>>>>>
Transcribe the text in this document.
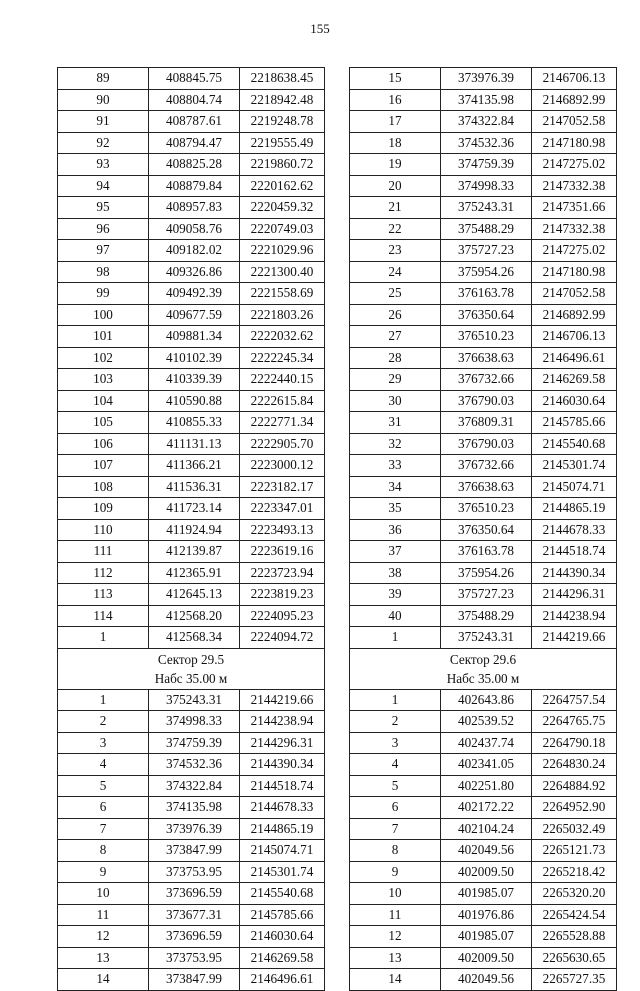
155
89	408845.75	2218638.45
90	408804.74	2218942.48
91	408787.61	2219248.78
92	408794.47	2219555.49
93	408825.28	2219860.72
94	408879.84	2220162.62
95	408957.83	2220459.32
96	409058.76	2220749.03
97	409182.02	2221029.96
98	409326.86	2221300.40
99	409492.39	2221558.69
100	409677.59	2221803.26
101	409881.34	2222032.62
102	410102.39	2222245.34
103	410339.39	2222440.15
104	410590.88	2222615.84
105	410855.33	2222771.34
106	411131.13	2222905.70
107	411366.21	2223000.12
108	411536.31	2223182.17
109	411723.14	2223347.01
110	411924.94	2223493.13
111	412139.87	2223619.16
112	412365.91	2223723.94
113	412645.13	2223819.23
114	412568.20	2224095.23
1	412568.34	2224094.72

Сектор 29.5
Набс 35.00 м		

1	375243.31	2144219.66
2	374998.33	2144238.94
3	374759.39	2144296.31
4	374532.36	2144390.34
5	374322.84	2144518.74
6	374135.98	2144678.33
7	373976.39	2144865.19
8	373847.99	2145074.71
9	373753.95	2145301.74
10	373696.59	2145540.68
11	373677.31	2145785.66
12	373696.59	2146030.64
13	373753.95	2146269.58
14	373847.99	2146496.61
15	373976.39	2146706.13
16	374135.98	2146892.99
17	374322.84	2147052.58
18	374532.36	2147180.98
19	374759.39	2147275.02
20	374998.33	2147332.38
21	375243.31	2147351.66
22	375488.29	2147332.38
23	375727.23	2147275.02
24	375954.26	2147180.98
25	376163.78	2147052.58
26	376350.64	2146892.99
27	376510.23	2146706.13
28	376638.63	2146496.61
29	376732.66	2146269.58
30	376790.03	2146030.64
31	376809.31	2145785.66
32	376790.03	2145540.68
33	376732.66	2145301.74
34	376638.63	2145074.71
35	376510.23	2144865.19
36	376350.64	2144678.33
37	376163.78	2144518.74
38	375954.26	2144390.34
39	375727.23	2144296.31
40	375488.29	2144238.94
1	375243.31	2144219.66

Сектор 29.6
Набс 35.00 м		

1	402643.86	2264757.54
2	402539.52	2264765.75
3	402437.74	2264790.18
4	402341.05	2264830.24
5	402251.80	2264884.92
6	402172.22	2264952.90
7	402104.24	2265032.49
8	402049.56	2265121.73
9	402009.50	2265218.42
10	401985.07	2265320.20
11	401976.86	2265424.54
12	401985.07	2265528.88
13	402009.50	2265630.65
14	402049.56	2265727.35
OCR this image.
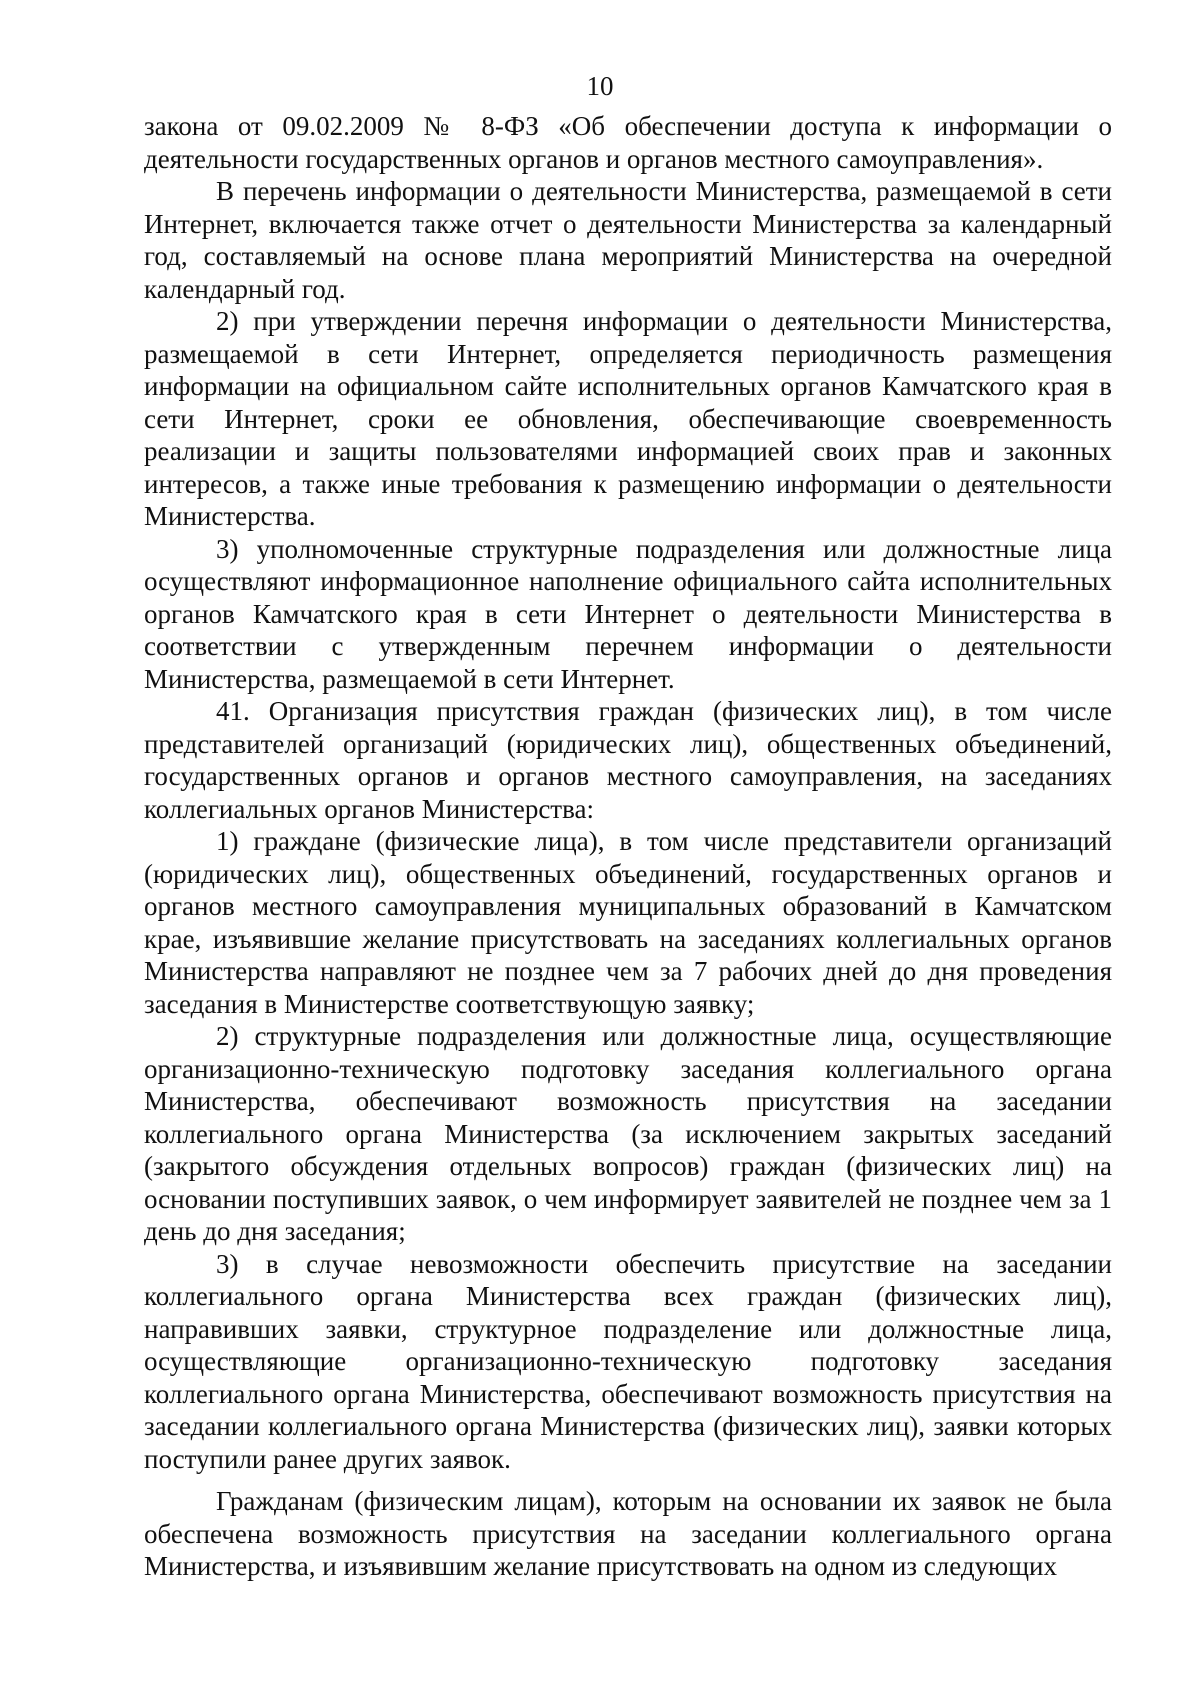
10

закона от 09.02.2009 № 8-ФЗ «Об обеспечении доступа к информации о деятельности государственных органов и органов местного самоуправления».

В перечень информации о деятельности Министерства, размещаемой в сети Интернет, включается также отчет о деятельности Министерства за календарный год, составляемый на основе плана мероприятий Министерства на очередной календарный год.

2) при утверждении перечня информации о деятельности Министерства, размещаемой в сети Интернет, определяется периодичность размещения информации на официальном сайте исполнительных органов Камчатского края в сети Интернет, сроки ее обновления, обеспечивающие своевременность реализации и защиты пользователями информацией своих прав и законных интересов, а также иные требования к размещению информации о деятельности Министерства.

3) уполномоченные структурные подразделения или должностные лица осуществляют информационное наполнение официального сайта исполнительных органов Камчатского края в сети Интернет о деятельности Министерства в соответствии с утвержденным перечнем информации о деятельности Министерства, размещаемой в сети Интернет.

41. Организация присутствия граждан (физических лиц), в том числе представителей организаций (юридических лиц), общественных объединений, государственных органов и органов местного самоуправления, на заседаниях коллегиальных органов Министерства:

1) граждане (физические лица), в том числе представители организаций (юридических лиц), общественных объединений, государственных органов и органов местного самоуправления муниципальных образований в Камчатском крае, изъявившие желание присутствовать на заседаниях коллегиальных органов Министерства направляют не позднее чем за 7 рабочих дней до дня проведения заседания в Министерстве соответствующую заявку;

2) структурные подразделения или должностные лица, осуществляющие организационно-техническую подготовку заседания коллегиального органа Министерства, обеспечивают возможность присутствия на заседании коллегиального органа Министерства (за исключением закрытых заседаний (закрытого обсуждения отдельных вопросов) граждан (физических лиц) на основании поступивших заявок, о чем информирует заявителей не позднее чем за 1 день до дня заседания;

3) в случае невозможности обеспечить присутствие на заседании коллегиального органа Министерства всех граждан (физических лиц), направивших заявки, структурное подразделение или должностные лица, осуществляющие организационно-техническую подготовку заседания коллегиального органа Министерства, обеспечивают возможность присутствия на заседании коллегиального органа Министерства (физических лиц), заявки которых поступили ранее других заявок.

Гражданам (физическим лицам), которым на основании их заявок не была обеспечена возможность присутствия на заседании коллегиального органа Министерства, и изъявившим желание присутствовать на одном из следующих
<<<<<
# WHAT IS REQUIRED
Single out each line of the records above with the string "коллегиального" in it, and copy it.

# FINAL RESULT
2) структурные подразделения или должностные лица, осуществляющие организационно-техническую подготовку заседания коллегиального органа Министерства, обеспечивают возможность присутствия на заседании коллегиального органа Министерства (за исключением закрытых заседаний (закрытого обсуждения отдельных вопросов) граждан (физических лиц) на основании поступивших заявок, о чем информирует заявителей не позднее чем за 1 день до дня заседания;
3) в случае невозможности обеспечить присутствие на заседании коллегиального органа Министерства всех граждан (физических лиц), направивших заявки, структурное подразделение или должностные лица, осуществляющие организационно-техническую подготовку заседания коллегиального органа Министерства, обеспечивают возможность присутствия на заседании коллегиального органа Министерства (физических лиц), заявки которых поступили ранее других заявок.
Гражданам (физическим лицам), которым на основании их заявок не была обеспечена возможность присутствия на заседании коллегиального органа Министерства, и изъявившим желание присутствовать на одном из следующих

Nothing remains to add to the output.